• [Do this]: For every line in the data below that contains "lock", copy the line.
====== Working data
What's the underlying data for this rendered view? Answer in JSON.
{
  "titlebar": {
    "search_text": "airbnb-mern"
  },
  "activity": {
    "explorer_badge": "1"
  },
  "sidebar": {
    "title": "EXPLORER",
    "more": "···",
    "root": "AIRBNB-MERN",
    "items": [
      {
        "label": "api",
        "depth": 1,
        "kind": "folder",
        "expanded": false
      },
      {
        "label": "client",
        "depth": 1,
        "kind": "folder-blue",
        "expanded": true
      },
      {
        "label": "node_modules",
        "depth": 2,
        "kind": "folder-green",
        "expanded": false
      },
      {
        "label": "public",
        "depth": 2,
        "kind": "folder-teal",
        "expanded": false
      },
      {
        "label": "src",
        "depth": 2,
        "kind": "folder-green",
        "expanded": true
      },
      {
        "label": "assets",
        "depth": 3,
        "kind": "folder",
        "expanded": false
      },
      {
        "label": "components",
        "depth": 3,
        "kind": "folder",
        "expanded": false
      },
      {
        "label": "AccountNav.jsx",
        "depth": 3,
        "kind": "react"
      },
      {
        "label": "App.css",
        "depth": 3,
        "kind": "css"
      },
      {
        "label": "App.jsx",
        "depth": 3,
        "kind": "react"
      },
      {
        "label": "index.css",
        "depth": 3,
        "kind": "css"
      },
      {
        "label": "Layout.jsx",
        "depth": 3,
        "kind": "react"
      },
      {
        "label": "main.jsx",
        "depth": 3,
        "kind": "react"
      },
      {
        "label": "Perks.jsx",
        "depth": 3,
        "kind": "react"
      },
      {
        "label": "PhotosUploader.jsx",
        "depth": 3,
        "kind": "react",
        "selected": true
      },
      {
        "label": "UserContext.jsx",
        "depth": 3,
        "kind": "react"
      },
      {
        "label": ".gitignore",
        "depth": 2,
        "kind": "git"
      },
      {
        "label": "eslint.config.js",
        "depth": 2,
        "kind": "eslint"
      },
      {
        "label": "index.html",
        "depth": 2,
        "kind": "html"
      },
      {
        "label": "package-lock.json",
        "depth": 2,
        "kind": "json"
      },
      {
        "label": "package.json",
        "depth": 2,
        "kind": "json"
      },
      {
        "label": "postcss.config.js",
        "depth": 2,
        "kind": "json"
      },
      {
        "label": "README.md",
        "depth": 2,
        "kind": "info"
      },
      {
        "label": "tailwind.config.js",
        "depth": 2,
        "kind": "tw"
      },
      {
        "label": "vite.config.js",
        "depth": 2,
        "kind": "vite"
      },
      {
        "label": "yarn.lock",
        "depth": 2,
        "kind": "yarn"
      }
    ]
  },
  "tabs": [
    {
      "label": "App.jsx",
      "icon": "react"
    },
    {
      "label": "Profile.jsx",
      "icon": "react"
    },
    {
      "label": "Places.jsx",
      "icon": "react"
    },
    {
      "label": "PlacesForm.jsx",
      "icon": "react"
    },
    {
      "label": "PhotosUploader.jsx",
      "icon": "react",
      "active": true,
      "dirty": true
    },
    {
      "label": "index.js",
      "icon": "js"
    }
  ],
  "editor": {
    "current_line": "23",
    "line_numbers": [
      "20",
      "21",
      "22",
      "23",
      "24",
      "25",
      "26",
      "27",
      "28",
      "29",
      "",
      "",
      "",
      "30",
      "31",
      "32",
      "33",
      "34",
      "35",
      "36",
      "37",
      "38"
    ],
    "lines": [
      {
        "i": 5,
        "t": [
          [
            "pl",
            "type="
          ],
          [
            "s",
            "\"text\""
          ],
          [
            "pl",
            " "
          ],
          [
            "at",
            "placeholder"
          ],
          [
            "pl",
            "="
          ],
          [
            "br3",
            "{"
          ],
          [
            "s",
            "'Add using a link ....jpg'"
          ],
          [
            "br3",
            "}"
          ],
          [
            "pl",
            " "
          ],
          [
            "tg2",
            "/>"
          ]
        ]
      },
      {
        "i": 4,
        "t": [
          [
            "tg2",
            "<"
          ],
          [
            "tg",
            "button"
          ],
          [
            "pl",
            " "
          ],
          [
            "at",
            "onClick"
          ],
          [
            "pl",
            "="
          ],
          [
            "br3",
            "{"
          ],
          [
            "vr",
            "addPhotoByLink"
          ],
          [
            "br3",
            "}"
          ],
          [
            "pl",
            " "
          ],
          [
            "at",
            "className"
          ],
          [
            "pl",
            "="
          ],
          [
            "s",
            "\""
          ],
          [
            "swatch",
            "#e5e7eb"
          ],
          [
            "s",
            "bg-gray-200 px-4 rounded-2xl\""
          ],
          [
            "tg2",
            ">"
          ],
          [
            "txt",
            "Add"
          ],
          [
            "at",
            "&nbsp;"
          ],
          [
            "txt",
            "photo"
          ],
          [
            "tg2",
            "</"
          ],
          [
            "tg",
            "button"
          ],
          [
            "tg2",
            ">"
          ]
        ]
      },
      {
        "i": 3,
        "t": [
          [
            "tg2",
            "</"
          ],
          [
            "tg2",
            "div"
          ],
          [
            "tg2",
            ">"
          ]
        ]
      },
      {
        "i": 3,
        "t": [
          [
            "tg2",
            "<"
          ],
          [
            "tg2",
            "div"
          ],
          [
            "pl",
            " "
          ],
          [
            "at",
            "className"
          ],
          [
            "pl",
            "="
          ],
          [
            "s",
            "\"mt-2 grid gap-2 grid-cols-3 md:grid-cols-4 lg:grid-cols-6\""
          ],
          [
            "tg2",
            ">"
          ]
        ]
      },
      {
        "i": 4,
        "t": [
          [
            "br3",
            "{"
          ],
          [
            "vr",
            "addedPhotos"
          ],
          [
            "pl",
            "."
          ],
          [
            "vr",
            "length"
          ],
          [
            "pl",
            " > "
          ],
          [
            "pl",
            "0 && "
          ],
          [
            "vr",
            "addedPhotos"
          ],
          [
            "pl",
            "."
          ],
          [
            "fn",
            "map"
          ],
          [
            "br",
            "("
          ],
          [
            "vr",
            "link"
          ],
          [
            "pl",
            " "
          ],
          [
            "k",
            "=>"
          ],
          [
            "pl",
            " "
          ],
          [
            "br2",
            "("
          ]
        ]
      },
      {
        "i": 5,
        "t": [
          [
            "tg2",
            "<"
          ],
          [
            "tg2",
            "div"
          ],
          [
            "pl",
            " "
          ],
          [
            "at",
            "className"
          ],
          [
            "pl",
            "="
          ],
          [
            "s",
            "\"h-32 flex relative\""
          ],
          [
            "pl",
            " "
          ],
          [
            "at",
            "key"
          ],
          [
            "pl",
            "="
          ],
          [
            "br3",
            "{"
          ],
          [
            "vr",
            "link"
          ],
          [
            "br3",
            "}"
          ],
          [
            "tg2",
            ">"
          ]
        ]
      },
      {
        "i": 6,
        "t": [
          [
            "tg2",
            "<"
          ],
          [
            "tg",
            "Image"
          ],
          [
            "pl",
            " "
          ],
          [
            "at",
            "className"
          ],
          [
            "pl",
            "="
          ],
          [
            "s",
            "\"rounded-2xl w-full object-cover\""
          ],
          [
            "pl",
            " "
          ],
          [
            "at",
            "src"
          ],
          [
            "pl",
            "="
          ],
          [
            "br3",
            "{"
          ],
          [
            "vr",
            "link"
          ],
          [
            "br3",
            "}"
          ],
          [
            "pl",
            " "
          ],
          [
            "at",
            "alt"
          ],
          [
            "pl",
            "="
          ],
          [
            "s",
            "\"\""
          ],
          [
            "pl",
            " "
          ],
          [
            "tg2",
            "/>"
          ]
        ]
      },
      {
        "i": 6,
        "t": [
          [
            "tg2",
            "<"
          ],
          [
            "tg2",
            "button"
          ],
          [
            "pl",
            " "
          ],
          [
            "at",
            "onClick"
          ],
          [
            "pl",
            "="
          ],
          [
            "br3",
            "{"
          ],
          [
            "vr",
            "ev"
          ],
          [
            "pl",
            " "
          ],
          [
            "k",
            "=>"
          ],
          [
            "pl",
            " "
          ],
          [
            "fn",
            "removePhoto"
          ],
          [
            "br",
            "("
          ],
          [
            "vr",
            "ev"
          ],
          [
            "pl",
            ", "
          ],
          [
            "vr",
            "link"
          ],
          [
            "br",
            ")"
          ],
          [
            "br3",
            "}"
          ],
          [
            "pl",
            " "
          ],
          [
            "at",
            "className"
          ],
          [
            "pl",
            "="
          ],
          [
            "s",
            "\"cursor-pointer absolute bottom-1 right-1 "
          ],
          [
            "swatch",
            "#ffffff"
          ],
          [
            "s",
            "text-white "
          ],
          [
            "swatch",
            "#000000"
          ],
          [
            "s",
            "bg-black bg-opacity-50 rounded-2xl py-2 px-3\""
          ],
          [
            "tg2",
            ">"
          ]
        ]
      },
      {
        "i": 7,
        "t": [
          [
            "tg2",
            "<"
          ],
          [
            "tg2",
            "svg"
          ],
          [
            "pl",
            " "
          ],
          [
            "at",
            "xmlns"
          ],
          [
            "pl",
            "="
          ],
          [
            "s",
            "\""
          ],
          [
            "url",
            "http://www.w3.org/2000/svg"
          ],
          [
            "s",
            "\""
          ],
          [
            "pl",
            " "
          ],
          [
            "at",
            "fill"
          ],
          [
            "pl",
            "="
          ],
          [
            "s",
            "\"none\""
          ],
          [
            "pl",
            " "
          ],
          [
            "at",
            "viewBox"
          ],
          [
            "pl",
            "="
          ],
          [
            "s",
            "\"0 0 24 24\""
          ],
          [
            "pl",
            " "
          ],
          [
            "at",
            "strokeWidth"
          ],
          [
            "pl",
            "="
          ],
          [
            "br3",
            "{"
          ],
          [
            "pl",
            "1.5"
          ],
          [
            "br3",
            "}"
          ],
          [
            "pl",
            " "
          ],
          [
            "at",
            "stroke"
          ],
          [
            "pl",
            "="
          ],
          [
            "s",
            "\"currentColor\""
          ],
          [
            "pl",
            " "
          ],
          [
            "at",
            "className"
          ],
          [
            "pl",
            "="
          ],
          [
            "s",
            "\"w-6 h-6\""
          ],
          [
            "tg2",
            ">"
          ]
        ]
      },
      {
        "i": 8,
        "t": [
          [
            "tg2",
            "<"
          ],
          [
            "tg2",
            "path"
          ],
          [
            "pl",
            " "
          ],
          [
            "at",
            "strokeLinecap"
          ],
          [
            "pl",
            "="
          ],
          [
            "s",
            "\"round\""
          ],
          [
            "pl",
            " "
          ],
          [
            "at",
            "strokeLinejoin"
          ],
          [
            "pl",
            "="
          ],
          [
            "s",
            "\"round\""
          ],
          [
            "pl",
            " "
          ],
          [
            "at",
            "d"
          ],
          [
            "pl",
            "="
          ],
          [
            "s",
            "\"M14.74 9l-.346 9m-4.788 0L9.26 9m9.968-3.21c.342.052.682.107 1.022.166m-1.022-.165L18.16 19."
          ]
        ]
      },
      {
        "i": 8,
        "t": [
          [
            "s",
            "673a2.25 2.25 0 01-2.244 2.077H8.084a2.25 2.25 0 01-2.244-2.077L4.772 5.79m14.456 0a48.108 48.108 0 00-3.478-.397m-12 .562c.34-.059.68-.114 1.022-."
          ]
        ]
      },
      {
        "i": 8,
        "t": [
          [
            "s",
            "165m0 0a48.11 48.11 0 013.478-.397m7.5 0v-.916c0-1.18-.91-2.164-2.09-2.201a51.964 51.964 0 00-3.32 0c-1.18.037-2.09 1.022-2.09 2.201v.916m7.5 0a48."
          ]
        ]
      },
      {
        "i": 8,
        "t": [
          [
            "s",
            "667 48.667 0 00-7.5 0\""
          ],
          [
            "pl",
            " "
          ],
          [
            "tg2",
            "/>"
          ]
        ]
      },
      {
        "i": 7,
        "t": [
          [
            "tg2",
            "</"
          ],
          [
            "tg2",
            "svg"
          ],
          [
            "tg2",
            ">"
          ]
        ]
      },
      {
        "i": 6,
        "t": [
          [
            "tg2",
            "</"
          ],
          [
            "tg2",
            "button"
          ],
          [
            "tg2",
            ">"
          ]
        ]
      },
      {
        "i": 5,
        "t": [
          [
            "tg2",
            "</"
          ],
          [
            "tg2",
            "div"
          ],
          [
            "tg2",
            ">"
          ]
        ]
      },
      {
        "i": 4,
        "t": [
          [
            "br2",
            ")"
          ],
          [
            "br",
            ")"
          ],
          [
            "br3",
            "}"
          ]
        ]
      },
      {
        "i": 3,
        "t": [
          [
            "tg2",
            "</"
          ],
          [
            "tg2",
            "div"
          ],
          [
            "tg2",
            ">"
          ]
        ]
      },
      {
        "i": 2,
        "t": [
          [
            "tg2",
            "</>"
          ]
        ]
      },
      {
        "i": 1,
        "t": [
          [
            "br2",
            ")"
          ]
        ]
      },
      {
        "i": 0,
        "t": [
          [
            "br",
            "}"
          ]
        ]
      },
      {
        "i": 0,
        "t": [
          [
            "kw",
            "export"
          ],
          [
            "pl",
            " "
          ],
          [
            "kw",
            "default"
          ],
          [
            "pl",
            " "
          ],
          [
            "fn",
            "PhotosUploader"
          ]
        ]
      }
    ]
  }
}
============
• [Task response]:
        "label": "package-lock.json",
        "label": "yarn.lock",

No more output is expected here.